### Input for this task
%%
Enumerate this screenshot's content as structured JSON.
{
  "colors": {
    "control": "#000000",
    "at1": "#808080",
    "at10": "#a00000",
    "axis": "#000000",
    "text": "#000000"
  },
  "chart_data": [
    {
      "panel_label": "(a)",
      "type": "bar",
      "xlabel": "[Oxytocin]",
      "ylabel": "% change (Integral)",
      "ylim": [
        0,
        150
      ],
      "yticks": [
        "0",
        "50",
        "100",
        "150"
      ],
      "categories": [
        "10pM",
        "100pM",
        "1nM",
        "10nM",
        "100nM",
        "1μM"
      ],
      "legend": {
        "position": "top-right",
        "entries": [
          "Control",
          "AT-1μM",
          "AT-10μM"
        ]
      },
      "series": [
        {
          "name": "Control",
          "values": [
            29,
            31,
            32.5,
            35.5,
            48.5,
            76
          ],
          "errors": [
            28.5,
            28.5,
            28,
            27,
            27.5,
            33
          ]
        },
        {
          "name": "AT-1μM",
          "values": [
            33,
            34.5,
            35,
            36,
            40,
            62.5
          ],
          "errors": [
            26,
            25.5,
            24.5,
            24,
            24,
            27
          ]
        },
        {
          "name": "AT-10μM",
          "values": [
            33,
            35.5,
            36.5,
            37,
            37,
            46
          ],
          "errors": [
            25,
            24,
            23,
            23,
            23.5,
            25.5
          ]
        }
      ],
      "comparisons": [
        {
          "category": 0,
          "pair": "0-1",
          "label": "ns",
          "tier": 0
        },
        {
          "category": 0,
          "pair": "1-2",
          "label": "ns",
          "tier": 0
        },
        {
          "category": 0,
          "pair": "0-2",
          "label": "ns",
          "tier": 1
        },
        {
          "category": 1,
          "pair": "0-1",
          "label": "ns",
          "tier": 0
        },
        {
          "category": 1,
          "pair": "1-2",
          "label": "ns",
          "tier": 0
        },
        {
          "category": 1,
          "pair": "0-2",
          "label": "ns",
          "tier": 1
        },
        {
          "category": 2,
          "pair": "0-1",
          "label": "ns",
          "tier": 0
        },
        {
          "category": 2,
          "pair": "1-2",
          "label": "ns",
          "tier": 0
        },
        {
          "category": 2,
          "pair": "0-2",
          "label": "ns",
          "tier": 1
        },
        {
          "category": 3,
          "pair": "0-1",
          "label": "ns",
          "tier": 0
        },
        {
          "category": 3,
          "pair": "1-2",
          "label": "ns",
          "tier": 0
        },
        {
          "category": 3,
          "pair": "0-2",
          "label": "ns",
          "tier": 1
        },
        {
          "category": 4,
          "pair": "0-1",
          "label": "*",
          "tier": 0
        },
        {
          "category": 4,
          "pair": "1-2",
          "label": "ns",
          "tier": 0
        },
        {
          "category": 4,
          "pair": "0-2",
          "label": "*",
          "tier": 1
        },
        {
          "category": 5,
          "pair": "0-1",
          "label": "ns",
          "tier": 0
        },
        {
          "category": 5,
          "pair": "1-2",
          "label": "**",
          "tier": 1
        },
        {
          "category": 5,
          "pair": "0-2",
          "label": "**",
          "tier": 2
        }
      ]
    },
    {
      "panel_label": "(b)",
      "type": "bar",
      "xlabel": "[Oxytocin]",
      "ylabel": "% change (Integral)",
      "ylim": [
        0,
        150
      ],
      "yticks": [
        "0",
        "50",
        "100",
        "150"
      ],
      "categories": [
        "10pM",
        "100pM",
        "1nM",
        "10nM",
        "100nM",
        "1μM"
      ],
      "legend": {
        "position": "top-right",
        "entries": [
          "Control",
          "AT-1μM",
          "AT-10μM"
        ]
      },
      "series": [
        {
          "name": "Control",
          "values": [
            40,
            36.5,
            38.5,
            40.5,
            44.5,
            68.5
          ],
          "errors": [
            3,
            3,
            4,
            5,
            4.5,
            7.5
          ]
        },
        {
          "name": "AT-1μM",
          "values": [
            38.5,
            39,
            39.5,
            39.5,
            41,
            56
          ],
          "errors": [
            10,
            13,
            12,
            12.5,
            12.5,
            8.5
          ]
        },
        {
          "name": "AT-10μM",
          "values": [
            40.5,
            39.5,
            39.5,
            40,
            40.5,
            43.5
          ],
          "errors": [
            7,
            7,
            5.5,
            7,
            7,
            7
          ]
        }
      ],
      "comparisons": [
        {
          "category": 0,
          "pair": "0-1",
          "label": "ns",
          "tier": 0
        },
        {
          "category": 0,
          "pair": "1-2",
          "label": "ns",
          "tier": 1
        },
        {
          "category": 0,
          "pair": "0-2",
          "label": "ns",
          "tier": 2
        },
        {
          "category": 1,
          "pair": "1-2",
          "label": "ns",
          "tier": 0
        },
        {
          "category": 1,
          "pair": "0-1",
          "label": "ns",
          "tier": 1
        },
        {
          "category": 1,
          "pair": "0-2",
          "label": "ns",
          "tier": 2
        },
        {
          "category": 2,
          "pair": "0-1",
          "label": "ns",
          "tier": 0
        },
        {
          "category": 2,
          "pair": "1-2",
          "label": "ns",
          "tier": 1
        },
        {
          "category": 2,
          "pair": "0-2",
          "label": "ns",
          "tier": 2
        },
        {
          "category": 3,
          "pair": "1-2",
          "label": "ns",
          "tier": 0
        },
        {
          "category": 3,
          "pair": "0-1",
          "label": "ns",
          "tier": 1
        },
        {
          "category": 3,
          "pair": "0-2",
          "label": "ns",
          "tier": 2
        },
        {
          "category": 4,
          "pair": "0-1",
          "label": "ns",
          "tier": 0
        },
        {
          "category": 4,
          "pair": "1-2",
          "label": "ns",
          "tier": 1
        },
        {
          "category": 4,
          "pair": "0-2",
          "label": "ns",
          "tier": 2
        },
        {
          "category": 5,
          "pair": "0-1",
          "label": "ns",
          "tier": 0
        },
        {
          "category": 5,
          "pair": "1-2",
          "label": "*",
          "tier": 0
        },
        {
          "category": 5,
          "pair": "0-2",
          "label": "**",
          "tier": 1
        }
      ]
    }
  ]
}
%%
### What is required
Transcribe all of the lines in the records precisely.

### The result
Enumerate this screenshot's content as structured JSON.
{
  "colors": {
    "control": "#000000",
    "at1": "#808080",
    "at10": "#a00000",
    "axis": "#000000",
    "text": "#000000"
  },
  "chart_data": [
    {
      "panel_label": "(a)",
      "type": "bar",
      "xlabel": "[Oxytocin]",
      "ylabel": "% change (Integral)",
      "ylim": [
        0,
        150
      ],
      "yticks": [
        "0",
        "50",
        "100",
        "150"
      ],
      "categories": [
        "10pM",
        "100pM",
        "1nM",
        "10nM",
        "100nM",
        "1μM"
      ],
      "legend": {
        "position": "top-right",
        "entries": [
          "Control",
          "AT-1μM",
          "AT-10μM"
        ]
      },
      "series": [
        {
          "name": "Control",
          "values": [
            29,
            31,
            32.5,
            35.5,
            48.5,
            76
          ],
          "errors": [
            28.5,
            28.5,
            28,
            27,
            27.5,
            33
          ]
        },
        {
          "name": "AT-1μM",
          "values": [
            33,
            34.5,
            35,
            36,
            40,
            62.5
          ],
          "errors": [
            26,
            25.5,
            24.5,
            24,
            24,
            27
          ]
        },
        {
          "name": "AT-10μM",
          "values": [
            33,
            35.5,
            36.5,
            37,
            37,
            46
          ],
          "errors": [
            25,
            24,
            23,
            23,
            23.5,
            25.5
          ]
        }
      ],
      "comparisons": [
        {
          "category": 0,
          "pair": "0-1",
          "label": "ns",
          "tier": 0
        },
        {
          "category": 0,
          "pair": "1-2",
          "label": "ns",
          "tier": 0
        },
        {
          "category": 0,
          "pair": "0-2",
          "label": "ns",
          "tier": 1
        },
        {
          "category": 1,
          "pair": "0-1",
          "label": "ns",
          "tier": 0
        },
        {
          "category": 1,
          "pair": "1-2",
          "label": "ns",
          "tier": 0
        },
        {
          "category": 1,
          "pair": "0-2",
          "label": "ns",
          "tier": 1
        },
        {
          "category": 2,
          "pair": "0-1",
          "label": "ns",
          "tier": 0
        },
        {
          "category": 2,
          "pair": "1-2",
          "label": "ns",
          "tier": 0
        },
        {
          "category": 2,
          "pair": "0-2",
          "label": "ns",
          "tier": 1
        },
        {
          "category": 3,
          "pair": "0-1",
          "label": "ns",
          "tier": 0
        },
        {
          "category": 3,
          "pair": "1-2",
          "label": "ns",
          "tier": 0
        },
        {
          "category": 3,
          "pair": "0-2",
          "label": "ns",
          "tier": 1
        },
        {
          "category": 4,
          "pair": "0-1",
          "label": "*",
          "tier": 0
        },
        {
          "category": 4,
          "pair": "1-2",
          "label": "ns",
          "tier": 0
        },
        {
          "category": 4,
          "pair": "0-2",
          "label": "*",
          "tier": 1
        },
        {
          "category": 5,
          "pair": "0-1",
          "label": "ns",
          "tier": 0
        },
        {
          "category": 5,
          "pair": "1-2",
          "label": "**",
          "tier": 1
        },
        {
          "category": 5,
          "pair": "0-2",
          "label": "**",
          "tier": 2
        }
      ]
    },
    {
      "panel_label": "(b)",
      "type": "bar",
      "xlabel": "[Oxytocin]",
      "ylabel": "% change (Integral)",
      "ylim": [
        0,
        150
      ],
      "yticks": [
        "0",
        "50",
        "100",
        "150"
      ],
      "categories": [
        "10pM",
        "100pM",
        "1nM",
        "10nM",
        "100nM",
        "1μM"
      ],
      "legend": {
        "position": "top-right",
        "entries": [
          "Control",
          "AT-1μM",
          "AT-10μM"
        ]
      },
      "series": [
        {
          "name": "Control",
          "values": [
            40,
            36.5,
            38.5,
            40.5,
            44.5,
            68.5
          ],
          "errors": [
            3,
            3,
            4,
            5,
            4.5,
            7.5
          ]
        },
        {
          "name": "AT-1μM",
          "values": [
            38.5,
            39,
            39.5,
            39.5,
            41,
            56
          ],
          "errors": [
            10,
            13,
            12,
            12.5,
            12.5,
            8.5
          ]
        },
        {
          "name": "AT-10μM",
          "values": [
            40.5,
            39.5,
            39.5,
            40,
            40.5,
            43.5
          ],
          "errors": [
            7,
            7,
            5.5,
            7,
            7,
            7
          ]
        }
      ],
      "comparisons": [
        {
          "category": 0,
          "pair": "0-1",
          "label": "ns",
          "tier": 0
        },
        {
          "category": 0,
          "pair": "1-2",
          "label": "ns",
          "tier": 1
        },
        {
          "category": 0,
          "pair": "0-2",
          "label": "ns",
          "tier": 2
        },
        {
          "category": 1,
          "pair": "1-2",
          "label": "ns",
          "tier": 0
        },
        {
          "category": 1,
          "pair": "0-1",
          "label": "ns",
          "tier": 1
        },
        {
          "category": 1,
          "pair": "0-2",
          "label": "ns",
          "tier": 2
        },
        {
          "category": 2,
          "pair": "0-1",
          "label": "ns",
          "tier": 0
        },
        {
          "category": 2,
          "pair": "1-2",
          "label": "ns",
          "tier": 1
        },
        {
          "category": 2,
          "pair": "0-2",
          "label": "ns",
          "tier": 2
        },
        {
          "category": 3,
          "pair": "1-2",
          "label": "ns",
          "tier": 0
        },
        {
          "category": 3,
          "pair": "0-1",
          "label": "ns",
          "tier": 1
        },
        {
          "category": 3,
          "pair": "0-2",
          "label": "ns",
          "tier": 2
        },
        {
          "category": 4,
          "pair": "0-1",
          "label": "ns",
          "tier": 0
        },
        {
          "category": 4,
          "pair": "1-2",
          "label": "ns",
          "tier": 1
        },
        {
          "category": 4,
          "pair": "0-2",
          "label": "ns",
          "tier": 2
        },
        {
          "category": 5,
          "pair": "0-1",
          "label": "ns",
          "tier": 0
        },
        {
          "category": 5,
          "pair": "1-2",
          "label": "*",
          "tier": 0
        },
        {
          "category": 5,
          "pair": "0-2",
          "label": "**",
          "tier": 1
        }
      ]
    }
  ]
}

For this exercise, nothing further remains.